#### EXCERPTED RECORDS:
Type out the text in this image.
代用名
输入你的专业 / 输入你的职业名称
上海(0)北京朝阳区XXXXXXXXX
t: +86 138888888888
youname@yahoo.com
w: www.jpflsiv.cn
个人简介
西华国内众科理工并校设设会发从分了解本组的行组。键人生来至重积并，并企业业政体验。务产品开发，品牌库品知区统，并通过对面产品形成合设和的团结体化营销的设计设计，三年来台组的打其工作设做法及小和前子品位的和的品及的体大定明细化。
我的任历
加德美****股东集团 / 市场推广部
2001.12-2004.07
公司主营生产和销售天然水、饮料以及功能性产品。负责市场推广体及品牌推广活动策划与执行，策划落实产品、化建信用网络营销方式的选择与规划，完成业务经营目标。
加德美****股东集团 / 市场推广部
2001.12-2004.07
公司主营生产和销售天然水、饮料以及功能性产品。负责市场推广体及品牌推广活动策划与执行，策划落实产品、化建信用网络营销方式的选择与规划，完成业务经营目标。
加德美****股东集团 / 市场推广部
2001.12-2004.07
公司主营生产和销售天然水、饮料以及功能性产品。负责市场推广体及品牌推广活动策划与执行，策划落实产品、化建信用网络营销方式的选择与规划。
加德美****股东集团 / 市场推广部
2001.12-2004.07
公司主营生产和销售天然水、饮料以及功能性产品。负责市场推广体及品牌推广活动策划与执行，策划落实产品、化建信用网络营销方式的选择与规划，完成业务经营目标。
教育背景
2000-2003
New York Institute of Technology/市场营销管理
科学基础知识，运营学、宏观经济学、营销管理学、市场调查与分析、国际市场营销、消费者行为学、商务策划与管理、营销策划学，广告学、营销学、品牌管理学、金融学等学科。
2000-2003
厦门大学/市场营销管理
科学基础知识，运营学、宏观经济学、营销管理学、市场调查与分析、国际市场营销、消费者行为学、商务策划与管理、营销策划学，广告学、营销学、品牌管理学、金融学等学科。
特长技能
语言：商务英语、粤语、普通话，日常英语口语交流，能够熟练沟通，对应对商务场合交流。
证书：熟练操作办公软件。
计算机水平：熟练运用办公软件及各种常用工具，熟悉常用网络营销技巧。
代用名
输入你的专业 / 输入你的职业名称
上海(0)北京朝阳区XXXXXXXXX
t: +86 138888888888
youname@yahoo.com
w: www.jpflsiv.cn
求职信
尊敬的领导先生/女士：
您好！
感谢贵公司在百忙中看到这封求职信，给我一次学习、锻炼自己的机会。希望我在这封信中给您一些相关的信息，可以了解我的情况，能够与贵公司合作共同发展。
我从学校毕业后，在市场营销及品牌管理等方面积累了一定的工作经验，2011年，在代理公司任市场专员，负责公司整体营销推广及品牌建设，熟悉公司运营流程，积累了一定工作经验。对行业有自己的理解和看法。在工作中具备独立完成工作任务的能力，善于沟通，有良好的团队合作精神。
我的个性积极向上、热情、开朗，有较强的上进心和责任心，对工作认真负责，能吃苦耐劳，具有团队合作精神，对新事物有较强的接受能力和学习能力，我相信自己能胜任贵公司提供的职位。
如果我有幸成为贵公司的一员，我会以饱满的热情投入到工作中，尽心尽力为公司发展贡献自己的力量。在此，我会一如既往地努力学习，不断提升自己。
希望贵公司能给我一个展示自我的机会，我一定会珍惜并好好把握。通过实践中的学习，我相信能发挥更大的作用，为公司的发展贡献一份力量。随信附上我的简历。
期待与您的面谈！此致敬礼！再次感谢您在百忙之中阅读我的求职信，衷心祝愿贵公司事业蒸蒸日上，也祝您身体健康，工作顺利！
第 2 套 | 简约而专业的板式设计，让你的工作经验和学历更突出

#### AIM:
Print the records above exactly as they appear.

#### WRITTEN ANSWER:
Type out the text in this image.
代用名
输入你的专业 / 输入你的职业名称
上海(0)北京朝阳区XXXXXXXXX
t: +86 138888888888
youname@yahoo.com
w: www.jpflsiv.cn
个人简介
西华国内众科理工并校设设会发从分了解本组的行组。键人生来至重积并，并企业业政体验。务产品开发，品牌库品知区统，并通过对面产品形成合设和的团结体化营销的设计设计，三年来台组的打其工作设做法及小和前子品位的和的品及的体大定明细化。
我的任历
加德美****股东集团 / 市场推广部
2001.12-2004.07
公司主营生产和销售天然水、饮料以及功能性产品。负责市场推广体及品牌推广活动策划与执行，策划落实产品、化建信用网络营销方式的选择与规划，完成业务经营目标。
加德美****股东集团 / 市场推广部
2001.12-2004.07
公司主营生产和销售天然水、饮料以及功能性产品。负责市场推广体及品牌推广活动策划与执行，策划落实产品、化建信用网络营销方式的选择与规划，完成业务经营目标。
加德美****股东集团 / 市场推广部
2001.12-2004.07
公司主营生产和销售天然水、饮料以及功能性产品。负责市场推广体及品牌推广活动策划与执行，策划落实产品、化建信用网络营销方式的选择与规划。
加德美****股东集团 / 市场推广部
2001.12-2004.07
公司主营生产和销售天然水、饮料以及功能性产品。负责市场推广体及品牌推广活动策划与执行，策划落实产品、化建信用网络营销方式的选择与规划，完成业务经营目标。
教育背景
2000-2003
New York Institute of Technology/市场营销管理
科学基础知识，运营学、宏观经济学、营销管理学、市场调查与分析、国际市场营销、消费者行为学、商务策划与管理、营销策划学，广告学、营销学、品牌管理学、金融学等学科。
2000-2003
厦门大学/市场营销管理
科学基础知识，运营学、宏观经济学、营销管理学、市场调查与分析、国际市场营销、消费者行为学、商务策划与管理、营销策划学，广告学、营销学、品牌管理学、金融学等学科。
特长技能
语言：商务英语、粤语、普通话，日常英语口语交流，能够熟练沟通，对应对商务场合交流。
证书：熟练操作办公软件。
计算机水平：熟练运用办公软件及各种常用工具，熟悉常用网络营销技巧。
代用名
输入你的专业 / 输入你的职业名称
上海(0)北京朝阳区XXXXXXXXX
t: +86 138888888888
youname@yahoo.com
w: www.jpflsiv.cn
求职信
尊敬的领导先生/女士：
您好！
感谢贵公司在百忙中看到这封求职信，给我一次学习、锻炼自己的机会。希望我在这封信中给您一些相关的信息，可以了解我的情况，能够与贵公司合作共同发展。
我从学校毕业后，在市场营销及品牌管理等方面积累了一定的工作经验，2011年，在代理公司任市场专员，负责公司整体营销推广及品牌建设，熟悉公司运营流程，积累了一定工作经验。对行业有自己的理解和看法。在工作中具备独立完成工作任务的能力，善于沟通，有良好的团队合作精神。
我的个性积极向上、热情、开朗，有较强的上进心和责任心，对工作认真负责，能吃苦耐劳，具有团队合作精神，对新事物有较强的接受能力和学习能力，我相信自己能胜任贵公司提供的职位。
如果我有幸成为贵公司的一员，我会以饱满的热情投入到工作中，尽心尽力为公司发展贡献自己的力量。在此，我会一如既往地努力学习，不断提升自己。
希望贵公司能给我一个展示自我的机会，我一定会珍惜并好好把握。通过实践中的学习，我相信能发挥更大的作用，为公司的发展贡献一份力量。随信附上我的简历。
期待与您的面谈！此致敬礼！再次感谢您在百忙之中阅读我的求职信，衷心祝愿贵公司事业蒸蒸日上，也祝您身体健康，工作顺利！
第 2 套 | 简约而专业的板式设计，让你的工作经验和学历更突出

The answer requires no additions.